Exercise details: Transcribe the listing word for word.

Records:
----------------------------------------
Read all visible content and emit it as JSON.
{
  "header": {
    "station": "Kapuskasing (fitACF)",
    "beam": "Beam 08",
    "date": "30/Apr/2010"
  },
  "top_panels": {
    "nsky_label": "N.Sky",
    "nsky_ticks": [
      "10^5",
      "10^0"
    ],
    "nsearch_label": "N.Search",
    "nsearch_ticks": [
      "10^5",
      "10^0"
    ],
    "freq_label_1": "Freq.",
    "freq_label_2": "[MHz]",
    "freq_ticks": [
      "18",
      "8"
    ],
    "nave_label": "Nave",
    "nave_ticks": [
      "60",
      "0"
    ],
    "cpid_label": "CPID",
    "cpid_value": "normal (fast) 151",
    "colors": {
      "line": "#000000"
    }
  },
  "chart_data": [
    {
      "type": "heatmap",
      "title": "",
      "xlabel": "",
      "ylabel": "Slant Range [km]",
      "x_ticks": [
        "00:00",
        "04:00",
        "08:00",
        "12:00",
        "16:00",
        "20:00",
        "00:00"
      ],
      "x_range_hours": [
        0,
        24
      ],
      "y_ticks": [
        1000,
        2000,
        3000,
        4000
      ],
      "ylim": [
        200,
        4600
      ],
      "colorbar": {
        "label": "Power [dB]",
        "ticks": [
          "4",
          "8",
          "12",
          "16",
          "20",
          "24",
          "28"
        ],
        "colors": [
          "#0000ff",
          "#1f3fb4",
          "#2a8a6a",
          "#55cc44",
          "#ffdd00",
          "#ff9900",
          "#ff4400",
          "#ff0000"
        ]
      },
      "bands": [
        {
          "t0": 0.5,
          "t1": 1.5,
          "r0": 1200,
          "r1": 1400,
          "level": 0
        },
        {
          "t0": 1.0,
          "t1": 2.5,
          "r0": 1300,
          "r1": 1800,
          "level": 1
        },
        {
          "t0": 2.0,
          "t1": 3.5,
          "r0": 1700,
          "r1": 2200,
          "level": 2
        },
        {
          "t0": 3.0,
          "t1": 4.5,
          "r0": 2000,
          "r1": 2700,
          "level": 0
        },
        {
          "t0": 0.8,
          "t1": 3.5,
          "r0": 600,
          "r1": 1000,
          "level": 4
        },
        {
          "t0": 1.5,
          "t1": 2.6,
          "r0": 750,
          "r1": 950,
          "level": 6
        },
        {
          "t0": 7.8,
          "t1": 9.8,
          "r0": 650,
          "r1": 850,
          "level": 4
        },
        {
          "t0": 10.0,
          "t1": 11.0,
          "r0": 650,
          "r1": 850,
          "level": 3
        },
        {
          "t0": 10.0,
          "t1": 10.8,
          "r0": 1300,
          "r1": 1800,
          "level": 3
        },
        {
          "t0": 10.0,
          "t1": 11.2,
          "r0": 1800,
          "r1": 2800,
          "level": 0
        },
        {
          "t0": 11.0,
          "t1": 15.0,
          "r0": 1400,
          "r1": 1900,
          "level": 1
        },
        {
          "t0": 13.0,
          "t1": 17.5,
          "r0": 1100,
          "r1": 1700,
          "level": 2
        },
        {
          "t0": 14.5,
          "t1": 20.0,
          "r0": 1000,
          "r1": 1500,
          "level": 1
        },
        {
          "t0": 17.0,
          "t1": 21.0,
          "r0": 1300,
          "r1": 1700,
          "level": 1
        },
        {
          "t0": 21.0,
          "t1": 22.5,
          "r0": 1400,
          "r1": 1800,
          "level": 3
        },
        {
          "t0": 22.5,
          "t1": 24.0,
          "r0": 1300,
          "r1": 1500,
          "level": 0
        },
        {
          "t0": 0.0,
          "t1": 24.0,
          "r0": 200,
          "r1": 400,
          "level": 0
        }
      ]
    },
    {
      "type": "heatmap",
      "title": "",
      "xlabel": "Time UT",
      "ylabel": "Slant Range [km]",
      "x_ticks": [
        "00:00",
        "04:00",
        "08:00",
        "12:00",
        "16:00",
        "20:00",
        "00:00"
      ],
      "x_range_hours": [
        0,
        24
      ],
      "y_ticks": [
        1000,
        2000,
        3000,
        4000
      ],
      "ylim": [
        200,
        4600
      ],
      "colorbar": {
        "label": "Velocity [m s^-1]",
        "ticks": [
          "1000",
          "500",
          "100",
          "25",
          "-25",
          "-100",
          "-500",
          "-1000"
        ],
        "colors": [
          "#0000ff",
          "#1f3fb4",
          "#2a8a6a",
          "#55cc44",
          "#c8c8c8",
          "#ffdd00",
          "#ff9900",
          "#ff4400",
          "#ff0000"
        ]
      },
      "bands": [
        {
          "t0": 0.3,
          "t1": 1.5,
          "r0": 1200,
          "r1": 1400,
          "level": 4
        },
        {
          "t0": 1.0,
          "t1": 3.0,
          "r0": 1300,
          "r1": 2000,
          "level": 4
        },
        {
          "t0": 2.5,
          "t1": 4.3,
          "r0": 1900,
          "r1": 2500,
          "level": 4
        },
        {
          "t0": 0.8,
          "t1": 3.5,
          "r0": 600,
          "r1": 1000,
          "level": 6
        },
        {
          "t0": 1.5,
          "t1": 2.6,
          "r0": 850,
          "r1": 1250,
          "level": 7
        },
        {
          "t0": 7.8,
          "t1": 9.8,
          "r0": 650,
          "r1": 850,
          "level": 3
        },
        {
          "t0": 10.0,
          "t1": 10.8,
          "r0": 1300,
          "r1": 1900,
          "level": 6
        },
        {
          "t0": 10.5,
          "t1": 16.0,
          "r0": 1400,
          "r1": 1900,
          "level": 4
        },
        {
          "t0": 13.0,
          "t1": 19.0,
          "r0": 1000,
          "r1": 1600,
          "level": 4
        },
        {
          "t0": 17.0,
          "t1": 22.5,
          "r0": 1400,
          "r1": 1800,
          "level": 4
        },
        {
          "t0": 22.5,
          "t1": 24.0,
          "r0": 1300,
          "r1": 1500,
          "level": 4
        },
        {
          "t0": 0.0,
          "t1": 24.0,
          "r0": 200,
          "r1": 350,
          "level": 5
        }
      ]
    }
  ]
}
----------------------------------------
Solution:
Read all visible content and emit it as JSON.
{
  "header": {
    "station": "Kapuskasing (fitACF)",
    "beam": "Beam 08",
    "date": "30/Apr/2010"
  },
  "top_panels": {
    "nsky_label": "N.Sky",
    "nsky_ticks": [
      "10^5",
      "10^0"
    ],
    "nsearch_label": "N.Search",
    "nsearch_ticks": [
      "10^5",
      "10^0"
    ],
    "freq_label_1": "Freq.",
    "freq_label_2": "[MHz]",
    "freq_ticks": [
      "18",
      "8"
    ],
    "nave_label": "Nave",
    "nave_ticks": [
      "60",
      "0"
    ],
    "cpid_label": "CPID",
    "cpid_value": "normal (fast) 151",
    "colors": {
      "line": "#000000"
    }
  },
  "chart_data": [
    {
      "type": "heatmap",
      "title": "",
      "xlabel": "",
      "ylabel": "Slant Range [km]",
      "x_ticks": [
        "00:00",
        "04:00",
        "08:00",
        "12:00",
        "16:00",
        "20:00",
        "00:00"
      ],
      "x_range_hours": [
        0,
        24
      ],
      "y_ticks": [
        1000,
        2000,
        3000,
        4000
      ],
      "ylim": [
        200,
        4600
      ],
      "colorbar": {
        "label": "Power [dB]",
        "ticks": [
          "4",
          "8",
          "12",
          "16",
          "20",
          "24",
          "28"
        ],
        "colors": [
          "#0000ff",
          "#1f3fb4",
          "#2a8a6a",
          "#55cc44",
          "#ffdd00",
          "#ff9900",
          "#ff4400",
          "#ff0000"
        ]
      },
      "bands": [
        {
          "t0": 0.5,
          "t1": 1.5,
          "r0": 1200,
          "r1": 1400,
          "level": 0
        },
        {
          "t0": 1.0,
          "t1": 2.5,
          "r0": 1300,
          "r1": 1800,
          "level": 1
        },
        {
          "t0": 2.0,
          "t1": 3.5,
          "r0": 1700,
          "r1": 2200,
          "level": 2
        },
        {
          "t0": 3.0,
          "t1": 4.5,
          "r0": 2000,
          "r1": 2700,
          "level": 0
        },
        {
          "t0": 0.8,
          "t1": 3.5,
          "r0": 600,
          "r1": 1000,
          "level": 4
        },
        {
          "t0": 1.5,
          "t1": 2.6,
          "r0": 750,
          "r1": 950,
          "level": 6
        },
        {
          "t0": 7.8,
          "t1": 9.8,
          "r0": 650,
          "r1": 850,
          "level": 4
        },
        {
          "t0": 10.0,
          "t1": 11.0,
          "r0": 650,
          "r1": 850,
          "level": 3
        },
        {
          "t0": 10.0,
          "t1": 10.8,
          "r0": 1300,
          "r1": 1800,
          "level": 3
        },
        {
          "t0": 10.0,
          "t1": 11.2,
          "r0": 1800,
          "r1": 2800,
          "level": 0
        },
        {
          "t0": 11.0,
          "t1": 15.0,
          "r0": 1400,
          "r1": 1900,
          "level": 1
        },
        {
          "t0": 13.0,
          "t1": 17.5,
          "r0": 1100,
          "r1": 1700,
          "level": 2
        },
        {
          "t0": 14.5,
          "t1": 20.0,
          "r0": 1000,
          "r1": 1500,
          "level": 1
        },
        {
          "t0": 17.0,
          "t1": 21.0,
          "r0": 1300,
          "r1": 1700,
          "level": 1
        },
        {
          "t0": 21.0,
          "t1": 22.5,
          "r0": 1400,
          "r1": 1800,
          "level": 3
        },
        {
          "t0": 22.5,
          "t1": 24.0,
          "r0": 1300,
          "r1": 1500,
          "level": 0
        },
        {
          "t0": 0.0,
          "t1": 24.0,
          "r0": 200,
          "r1": 400,
          "level": 0
        }
      ]
    },
    {
      "type": "heatmap",
      "title": "",
      "xlabel": "Time UT",
      "ylabel": "Slant Range [km]",
      "x_ticks": [
        "00:00",
        "04:00",
        "08:00",
        "12:00",
        "16:00",
        "20:00",
        "00:00"
      ],
      "x_range_hours": [
        0,
        24
      ],
      "y_ticks": [
        1000,
        2000,
        3000,
        4000
      ],
      "ylim": [
        200,
        4600
      ],
      "colorbar": {
        "label": "Velocity [m s^-1]",
        "ticks": [
          "1000",
          "500",
          "100",
          "25",
          "-25",
          "-100",
          "-500",
          "-1000"
        ],
        "colors": [
          "#0000ff",
          "#1f3fb4",
          "#2a8a6a",
          "#55cc44",
          "#c8c8c8",
          "#ffdd00",
          "#ff9900",
          "#ff4400",
          "#ff0000"
        ]
      },
      "bands": [
        {
          "t0": 0.3,
          "t1": 1.5,
          "r0": 1200,
          "r1": 1400,
          "level": 4
        },
        {
          "t0": 1.0,
          "t1": 3.0,
          "r0": 1300,
          "r1": 2000,
          "level": 4
        },
        {
          "t0": 2.5,
          "t1": 4.3,
          "r0": 1900,
          "r1": 2500,
          "level": 4
        },
        {
          "t0": 0.8,
          "t1": 3.5,
          "r0": 600,
          "r1": 1000,
          "level": 6
        },
        {
          "t0": 1.5,
          "t1": 2.6,
          "r0": 850,
          "r1": 1250,
          "level": 7
        },
        {
          "t0": 7.8,
          "t1": 9.8,
          "r0": 650,
          "r1": 850,
          "level": 3
        },
        {
          "t0": 10.0,
          "t1": 10.8,
          "r0": 1300,
          "r1": 1900,
          "level": 6
        },
        {
          "t0": 10.5,
          "t1": 16.0,
          "r0": 1400,
          "r1": 1900,
          "level": 4
        },
        {
          "t0": 13.0,
          "t1": 19.0,
          "r0": 1000,
          "r1": 1600,
          "level": 4
        },
        {
          "t0": 17.0,
          "t1": 22.5,
          "r0": 1400,
          "r1": 1800,
          "level": 4
        },
        {
          "t0": 22.5,
          "t1": 24.0,
          "r0": 1300,
          "r1": 1500,
          "level": 4
        },
        {
          "t0": 0.0,
          "t1": 24.0,
          "r0": 200,
          "r1": 350,
          "level": 5
        }
      ]
    }
  ]
}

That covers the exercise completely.